- _To be done_
Every line that holds "cultivars" should be shown.

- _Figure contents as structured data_
——————

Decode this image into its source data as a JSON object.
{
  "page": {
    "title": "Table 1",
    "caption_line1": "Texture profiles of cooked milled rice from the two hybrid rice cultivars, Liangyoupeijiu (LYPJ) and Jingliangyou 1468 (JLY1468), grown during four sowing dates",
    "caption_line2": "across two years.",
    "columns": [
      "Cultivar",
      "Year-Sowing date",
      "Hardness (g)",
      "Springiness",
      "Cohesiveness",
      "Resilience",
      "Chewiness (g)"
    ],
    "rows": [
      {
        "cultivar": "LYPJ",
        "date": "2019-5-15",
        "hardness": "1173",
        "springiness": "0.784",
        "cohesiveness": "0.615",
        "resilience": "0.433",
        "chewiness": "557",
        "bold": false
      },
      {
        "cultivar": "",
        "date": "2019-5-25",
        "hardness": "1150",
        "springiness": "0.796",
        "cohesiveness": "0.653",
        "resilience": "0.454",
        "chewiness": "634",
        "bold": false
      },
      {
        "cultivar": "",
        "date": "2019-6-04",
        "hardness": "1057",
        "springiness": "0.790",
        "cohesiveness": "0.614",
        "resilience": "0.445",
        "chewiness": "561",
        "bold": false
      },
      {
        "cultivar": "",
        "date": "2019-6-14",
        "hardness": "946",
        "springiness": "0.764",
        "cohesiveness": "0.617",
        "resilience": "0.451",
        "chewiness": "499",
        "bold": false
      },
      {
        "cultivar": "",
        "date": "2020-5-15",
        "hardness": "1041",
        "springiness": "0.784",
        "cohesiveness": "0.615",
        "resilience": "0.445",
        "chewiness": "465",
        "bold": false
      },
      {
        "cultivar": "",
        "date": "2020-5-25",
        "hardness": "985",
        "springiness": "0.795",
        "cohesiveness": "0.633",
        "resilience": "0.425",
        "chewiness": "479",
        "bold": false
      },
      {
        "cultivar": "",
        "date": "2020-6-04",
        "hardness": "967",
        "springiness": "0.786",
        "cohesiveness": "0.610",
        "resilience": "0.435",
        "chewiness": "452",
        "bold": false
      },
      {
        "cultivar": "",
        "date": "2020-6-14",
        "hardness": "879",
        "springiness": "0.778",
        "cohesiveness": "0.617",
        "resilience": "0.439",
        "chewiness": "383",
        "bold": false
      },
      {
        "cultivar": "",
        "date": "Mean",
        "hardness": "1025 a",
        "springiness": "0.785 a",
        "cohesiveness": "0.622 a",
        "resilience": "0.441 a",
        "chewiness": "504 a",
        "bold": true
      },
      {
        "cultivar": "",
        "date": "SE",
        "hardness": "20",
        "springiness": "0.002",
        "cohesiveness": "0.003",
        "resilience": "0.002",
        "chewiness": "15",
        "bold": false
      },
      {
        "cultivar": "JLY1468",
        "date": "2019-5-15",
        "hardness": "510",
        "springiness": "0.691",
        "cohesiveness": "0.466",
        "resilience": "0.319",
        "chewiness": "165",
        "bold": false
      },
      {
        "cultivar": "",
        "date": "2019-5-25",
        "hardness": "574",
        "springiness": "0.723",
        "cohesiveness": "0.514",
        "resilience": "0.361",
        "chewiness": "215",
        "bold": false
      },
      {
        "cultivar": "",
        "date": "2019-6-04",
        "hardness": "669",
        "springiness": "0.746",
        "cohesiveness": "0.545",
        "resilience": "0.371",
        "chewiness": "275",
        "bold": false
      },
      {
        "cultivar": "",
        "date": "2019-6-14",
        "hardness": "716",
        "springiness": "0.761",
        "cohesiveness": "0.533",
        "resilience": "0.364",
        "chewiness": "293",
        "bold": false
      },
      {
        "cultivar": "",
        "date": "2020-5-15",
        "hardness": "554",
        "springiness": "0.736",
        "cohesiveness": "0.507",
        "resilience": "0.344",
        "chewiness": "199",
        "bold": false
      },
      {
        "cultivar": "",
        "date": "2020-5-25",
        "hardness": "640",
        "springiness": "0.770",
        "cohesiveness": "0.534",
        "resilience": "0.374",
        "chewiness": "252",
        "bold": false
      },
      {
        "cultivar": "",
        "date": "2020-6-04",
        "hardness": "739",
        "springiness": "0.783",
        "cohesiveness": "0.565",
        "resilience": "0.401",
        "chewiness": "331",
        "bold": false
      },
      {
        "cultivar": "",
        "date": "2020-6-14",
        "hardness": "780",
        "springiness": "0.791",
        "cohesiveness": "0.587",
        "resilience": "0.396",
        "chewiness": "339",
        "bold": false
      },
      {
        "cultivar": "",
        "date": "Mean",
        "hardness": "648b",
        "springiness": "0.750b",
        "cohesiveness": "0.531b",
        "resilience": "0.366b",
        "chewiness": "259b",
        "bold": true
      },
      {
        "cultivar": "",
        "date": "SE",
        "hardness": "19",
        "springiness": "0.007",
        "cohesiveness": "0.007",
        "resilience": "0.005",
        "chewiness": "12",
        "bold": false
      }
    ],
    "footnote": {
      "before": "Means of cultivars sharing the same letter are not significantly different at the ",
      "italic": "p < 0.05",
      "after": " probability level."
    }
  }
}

——————

- _Task result_
    "caption_line1": "Texture profiles of cooked milled rice from the two hybrid rice cultivars, Liangyoupeijiu (LYPJ) and Jingliangyou 1468 (JLY1468), grown during four sowing dates",
      "before": "Means of cultivars sharing the same letter are not significantly different at the ",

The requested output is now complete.